Input material

_ _ _ _ _ _ _

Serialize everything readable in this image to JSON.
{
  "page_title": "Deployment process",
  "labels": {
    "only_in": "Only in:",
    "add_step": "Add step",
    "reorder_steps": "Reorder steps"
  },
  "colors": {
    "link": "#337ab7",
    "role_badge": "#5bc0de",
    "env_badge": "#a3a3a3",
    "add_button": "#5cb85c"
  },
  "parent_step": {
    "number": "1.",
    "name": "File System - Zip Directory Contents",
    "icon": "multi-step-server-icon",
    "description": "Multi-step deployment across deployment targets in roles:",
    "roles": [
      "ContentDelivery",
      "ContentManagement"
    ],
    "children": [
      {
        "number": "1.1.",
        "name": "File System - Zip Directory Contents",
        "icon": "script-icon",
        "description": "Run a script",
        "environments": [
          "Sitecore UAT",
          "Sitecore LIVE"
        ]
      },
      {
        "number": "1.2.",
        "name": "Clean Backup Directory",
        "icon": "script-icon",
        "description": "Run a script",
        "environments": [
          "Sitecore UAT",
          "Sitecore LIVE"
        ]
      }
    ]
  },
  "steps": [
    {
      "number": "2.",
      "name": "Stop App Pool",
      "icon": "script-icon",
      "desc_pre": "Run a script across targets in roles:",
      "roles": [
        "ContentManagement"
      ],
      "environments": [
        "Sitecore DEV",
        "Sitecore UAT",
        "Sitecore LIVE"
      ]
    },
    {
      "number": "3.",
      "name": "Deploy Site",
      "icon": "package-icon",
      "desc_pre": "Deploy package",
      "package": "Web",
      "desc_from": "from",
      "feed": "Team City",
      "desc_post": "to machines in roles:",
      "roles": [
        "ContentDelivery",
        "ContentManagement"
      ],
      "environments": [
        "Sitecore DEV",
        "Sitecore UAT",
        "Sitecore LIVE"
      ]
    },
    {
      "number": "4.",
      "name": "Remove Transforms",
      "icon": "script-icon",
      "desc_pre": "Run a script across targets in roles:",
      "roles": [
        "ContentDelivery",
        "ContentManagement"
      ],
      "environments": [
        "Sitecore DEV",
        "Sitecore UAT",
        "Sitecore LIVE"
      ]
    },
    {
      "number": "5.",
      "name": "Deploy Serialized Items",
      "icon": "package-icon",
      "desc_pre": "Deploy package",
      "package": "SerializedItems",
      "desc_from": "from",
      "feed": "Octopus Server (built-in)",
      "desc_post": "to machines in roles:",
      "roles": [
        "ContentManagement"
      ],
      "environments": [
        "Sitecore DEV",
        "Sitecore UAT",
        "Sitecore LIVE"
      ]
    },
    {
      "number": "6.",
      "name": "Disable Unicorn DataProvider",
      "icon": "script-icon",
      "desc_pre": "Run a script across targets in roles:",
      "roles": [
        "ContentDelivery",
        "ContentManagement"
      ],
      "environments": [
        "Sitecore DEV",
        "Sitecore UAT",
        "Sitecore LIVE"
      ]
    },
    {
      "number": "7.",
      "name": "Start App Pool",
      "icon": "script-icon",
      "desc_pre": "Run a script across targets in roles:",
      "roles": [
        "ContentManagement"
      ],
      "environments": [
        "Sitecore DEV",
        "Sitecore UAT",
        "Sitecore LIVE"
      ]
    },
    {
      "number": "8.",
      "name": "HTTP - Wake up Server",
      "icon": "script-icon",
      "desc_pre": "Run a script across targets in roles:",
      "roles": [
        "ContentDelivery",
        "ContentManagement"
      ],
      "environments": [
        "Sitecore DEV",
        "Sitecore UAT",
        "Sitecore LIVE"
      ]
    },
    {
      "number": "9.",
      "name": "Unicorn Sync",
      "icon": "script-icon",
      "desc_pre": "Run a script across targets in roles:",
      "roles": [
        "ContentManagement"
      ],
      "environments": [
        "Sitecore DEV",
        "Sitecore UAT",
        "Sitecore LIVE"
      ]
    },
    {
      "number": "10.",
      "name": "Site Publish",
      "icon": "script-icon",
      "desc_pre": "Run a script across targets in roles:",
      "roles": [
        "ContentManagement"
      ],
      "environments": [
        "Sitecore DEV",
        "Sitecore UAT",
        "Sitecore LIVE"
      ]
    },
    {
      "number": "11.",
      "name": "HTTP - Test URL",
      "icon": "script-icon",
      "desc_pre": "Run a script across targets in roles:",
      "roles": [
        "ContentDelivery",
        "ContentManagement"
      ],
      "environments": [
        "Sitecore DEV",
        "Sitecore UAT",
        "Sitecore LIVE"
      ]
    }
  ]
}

_ _ _ _ _ _ _

Aim of the exercise
Copy out the material word for word and line for line.

The response
Serialize everything readable in this image to JSON.
{
  "page_title": "Deployment process",
  "labels": {
    "only_in": "Only in:",
    "add_step": "Add step",
    "reorder_steps": "Reorder steps"
  },
  "colors": {
    "link": "#337ab7",
    "role_badge": "#5bc0de",
    "env_badge": "#a3a3a3",
    "add_button": "#5cb85c"
  },
  "parent_step": {
    "number": "1.",
    "name": "File System - Zip Directory Contents",
    "icon": "multi-step-server-icon",
    "description": "Multi-step deployment across deployment targets in roles:",
    "roles": [
      "ContentDelivery",
      "ContentManagement"
    ],
    "children": [
      {
        "number": "1.1.",
        "name": "File System - Zip Directory Contents",
        "icon": "script-icon",
        "description": "Run a script",
        "environments": [
          "Sitecore UAT",
          "Sitecore LIVE"
        ]
      },
      {
        "number": "1.2.",
        "name": "Clean Backup Directory",
        "icon": "script-icon",
        "description": "Run a script",
        "environments": [
          "Sitecore UAT",
          "Sitecore LIVE"
        ]
      }
    ]
  },
  "steps": [
    {
      "number": "2.",
      "name": "Stop App Pool",
      "icon": "script-icon",
      "desc_pre": "Run a script across targets in roles:",
      "roles": [
        "ContentManagement"
      ],
      "environments": [
        "Sitecore DEV",
        "Sitecore UAT",
        "Sitecore LIVE"
      ]
    },
    {
      "number": "3.",
      "name": "Deploy Site",
      "icon": "package-icon",
      "desc_pre": "Deploy package",
      "package": "Web",
      "desc_from": "from",
      "feed": "Team City",
      "desc_post": "to machines in roles:",
      "roles": [
        "ContentDelivery",
        "ContentManagement"
      ],
      "environments": [
        "Sitecore DEV",
        "Sitecore UAT",
        "Sitecore LIVE"
      ]
    },
    {
      "number": "4.",
      "name": "Remove Transforms",
      "icon": "script-icon",
      "desc_pre": "Run a script across targets in roles:",
      "roles": [
        "ContentDelivery",
        "ContentManagement"
      ],
      "environments": [
        "Sitecore DEV",
        "Sitecore UAT",
        "Sitecore LIVE"
      ]
    },
    {
      "number": "5.",
      "name": "Deploy Serialized Items",
      "icon": "package-icon",
      "desc_pre": "Deploy package",
      "package": "SerializedItems",
      "desc_from": "from",
      "feed": "Octopus Server (built-in)",
      "desc_post": "to machines in roles:",
      "roles": [
        "ContentManagement"
      ],
      "environments": [
        "Sitecore DEV",
        "Sitecore UAT",
        "Sitecore LIVE"
      ]
    },
    {
      "number": "6.",
      "name": "Disable Unicorn DataProvider",
      "icon": "script-icon",
      "desc_pre": "Run a script across targets in roles:",
      "roles": [
        "ContentDelivery",
        "ContentManagement"
      ],
      "environments": [
        "Sitecore DEV",
        "Sitecore UAT",
        "Sitecore LIVE"
      ]
    },
    {
      "number": "7.",
      "name": "Start App Pool",
      "icon": "script-icon",
      "desc_pre": "Run a script across targets in roles:",
      "roles": [
        "ContentManagement"
      ],
      "environments": [
        "Sitecore DEV",
        "Sitecore UAT",
        "Sitecore LIVE"
      ]
    },
    {
      "number": "8.",
      "name": "HTTP - Wake up Server",
      "icon": "script-icon",
      "desc_pre": "Run a script across targets in roles:",
      "roles": [
        "ContentDelivery",
        "ContentManagement"
      ],
      "environments": [
        "Sitecore DEV",
        "Sitecore UAT",
        "Sitecore LIVE"
      ]
    },
    {
      "number": "9.",
      "name": "Unicorn Sync",
      "icon": "script-icon",
      "desc_pre": "Run a script across targets in roles:",
      "roles": [
        "ContentManagement"
      ],
      "environments": [
        "Sitecore DEV",
        "Sitecore UAT",
        "Sitecore LIVE"
      ]
    },
    {
      "number": "10.",
      "name": "Site Publish",
      "icon": "script-icon",
      "desc_pre": "Run a script across targets in roles:",
      "roles": [
        "ContentManagement"
      ],
      "environments": [
        "Sitecore DEV",
        "Sitecore UAT",
        "Sitecore LIVE"
      ]
    },
    {
      "number": "11.",
      "name": "HTTP - Test URL",
      "icon": "script-icon",
      "desc_pre": "Run a script across targets in roles:",
      "roles": [
        "ContentDelivery",
        "ContentManagement"
      ],
      "environments": [
        "Sitecore DEV",
        "Sitecore UAT",
        "Sitecore LIVE"
      ]
    }
  ]
}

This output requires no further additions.